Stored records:

━━━━━━━━━━━━━━━━━━━━

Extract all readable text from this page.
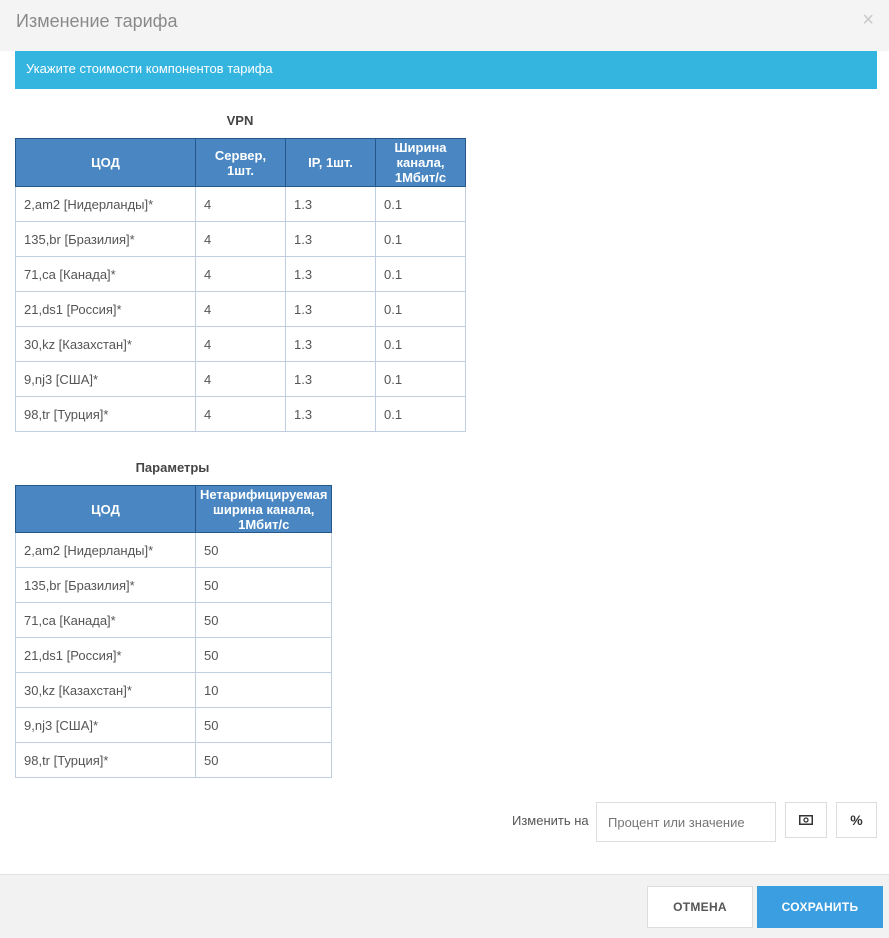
Изменение тарифа	×
Укажите стоимости компонентов тарифа
VPN
ЦОД	Сервер, 1шт.	IP, 1шт.	Ширина канала, 1Мбит/с
2,am2 [Нидерланды]*	4	1.3	0.1
135,br [Бразилия]*	4	1.3	0.1
71,ca [Канада]*	4	1.3	0.1
21,ds1 [Россия]*	4	1.3	0.1
30,kz [Казахстан]*	4	1.3	0.1
9,nj3 [США]*	4	1.3	0.1
98,tr [Турция]*	4	1.3	0.1
Параметры
ЦОД	Нетарифицируемая ширина канала, 1Мбит/с
2,am2 [Нидерланды]*	50
135,br [Бразилия]*	50
71,ca [Канада]*	50
21,ds1 [Россия]*	50
30,kz [Казахстан]*	10
9,nj3 [США]*	50
98,tr [Турция]*	50
Изменить на
Процент или значение	%
ОТМЕНА	СОХРАНИТЬ
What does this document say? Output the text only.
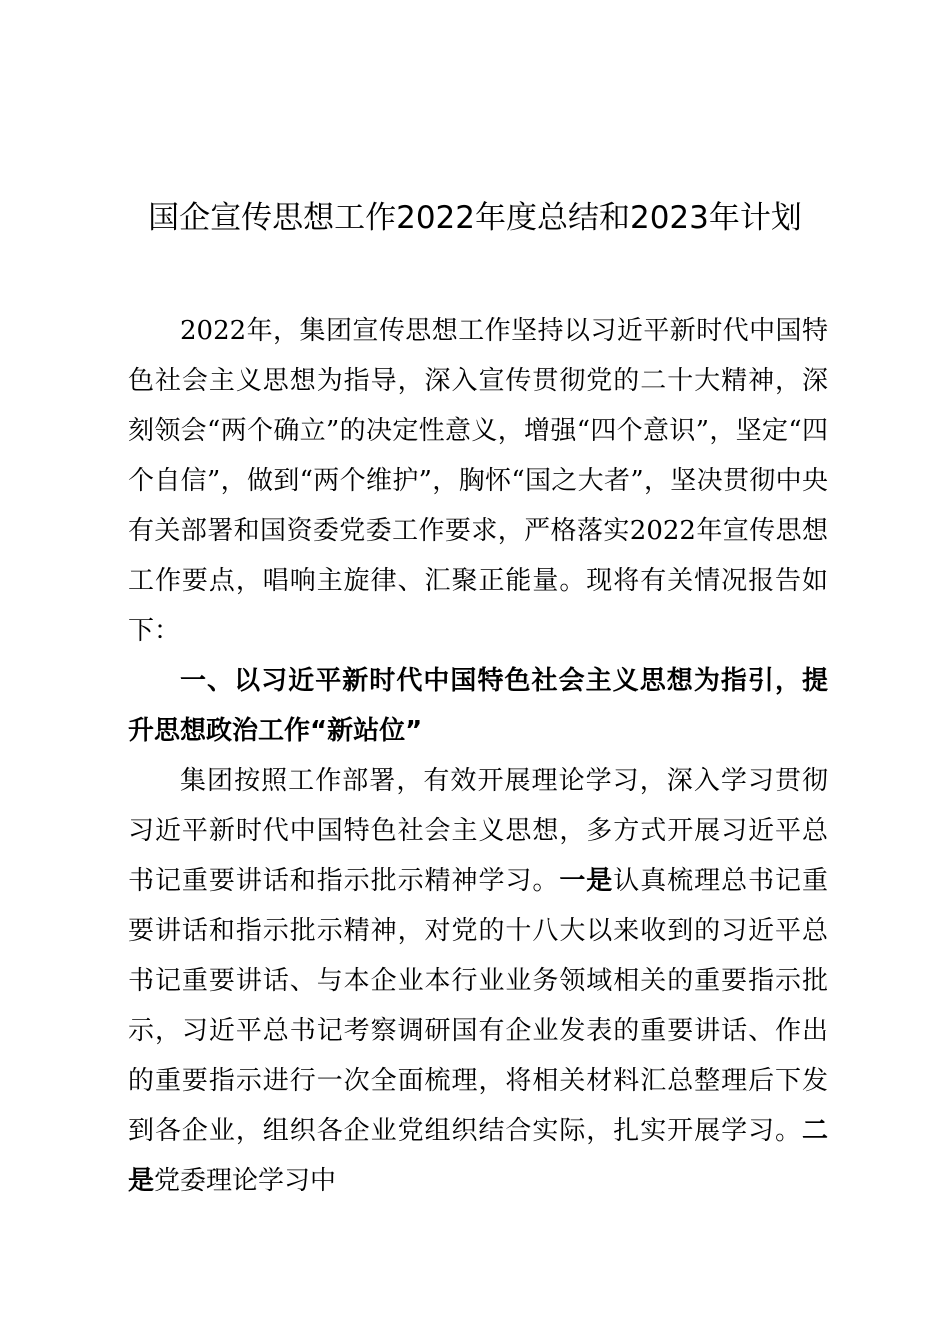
国企宣传思想工作2022年度总结和2023年计划

2022年，集团宣传思想工作坚持以习近平新时代中国特色社会主义思想为指导，深入宣传贯彻党的二十大精神，深刻领会“两个确立”的决定性意义，增强“四个意识”，坚定“四个自信”，做到“两个维护”，胸怀“国之大者”，坚决贯彻中央有关部署和国资委党委工作要求，严格落实2022年宣传思想工作要点，唱响主旋律、汇聚正能量。现将有关情况报告如下：

一、以习近平新时代中国特色社会主义思想为指引，提升思想政治工作“新站位”

集团按照工作部署，有效开展理论学习，深入学习贯彻习近平新时代中国特色社会主义思想，多方式开展习近平总书记重要讲话和指示批示精神学习。一是认真梳理总书记重要讲话和指示批示精神，对党的十八大以来收到的习近平总书记重要讲话、与本企业本行业业务领域相关的重要指示批示，习近平总书记考察调研国有企业发表的重要讲话、作出的重要指示进行一次全面梳理，将相关材料汇总整理后下发到各企业，组织各企业党组织结合实际，扎实开展学习。二是党委理论学习中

━━━━━━━━━━━━━━━━━━━━

WHAT THE TASK ASKS ▸
Reproduce the whole listing above word for word, but not its pictures.

FINISHED EXERCISE ▸
Extract all readable text from this page.
Изменение тарифа	×
Укажите стоимости компонентов тарифа
VPN
ЦОД	Сервер, 1шт.	IP, 1шт.	Ширина канала, 1Мбит/с
2,am2 [Нидерланды]*	4	1.3	0.1
135,br [Бразилия]*	4	1.3	0.1
71,ca [Канада]*	4	1.3	0.1
21,ds1 [Россия]*	4	1.3	0.1
30,kz [Казахстан]*	4	1.3	0.1
9,nj3 [США]*	4	1.3	0.1
98,tr [Турция]*	4	1.3	0.1
Параметры
ЦОД	Нетарифицируемая ширина канала, 1Мбит/с
2,am2 [Нидерланды]*	50
135,br [Бразилия]*	50
71,ca [Канада]*	50
21,ds1 [Россия]*	50
30,kz [Казахстан]*	10
9,nj3 [США]*	50
98,tr [Турция]*	50
Изменить на
Процент или значение	%
ОТМЕНА	СОХРАНИТЬ
What does this document say? Output the text only.
国企宣传思想工作2022年度总结和2023年计划

2022年，集团宣传思想工作坚持以习近平新时代中国特色社会主义思想为指导，深入宣传贯彻党的二十大精神，深刻领会“两个确立”的决定性意义，增强“四个意识”，坚定“四个自信”，做到“两个维护”，胸怀“国之大者”，坚决贯彻中央有关部署和国资委党委工作要求，严格落实2022年宣传思想工作要点，唱响主旋律、汇聚正能量。现将有关情况报告如下：

一、以习近平新时代中国特色社会主义思想为指引，提升思想政治工作“新站位”

集团按照工作部署，有效开展理论学习，深入学习贯彻习近平新时代中国特色社会主义思想，多方式开展习近平总书记重要讲话和指示批示精神学习。一是认真梳理总书记重要讲话和指示批示精神，对党的十八大以来收到的习近平总书记重要讲话、与本企业本行业业务领域相关的重要指示批示，习近平总书记考察调研国有企业发表的重要讲话、作出的重要指示进行一次全面梳理，将相关材料汇总整理后下发到各企业，组织各企业党组织结合实际，扎实开展学习。二是党委理论学习中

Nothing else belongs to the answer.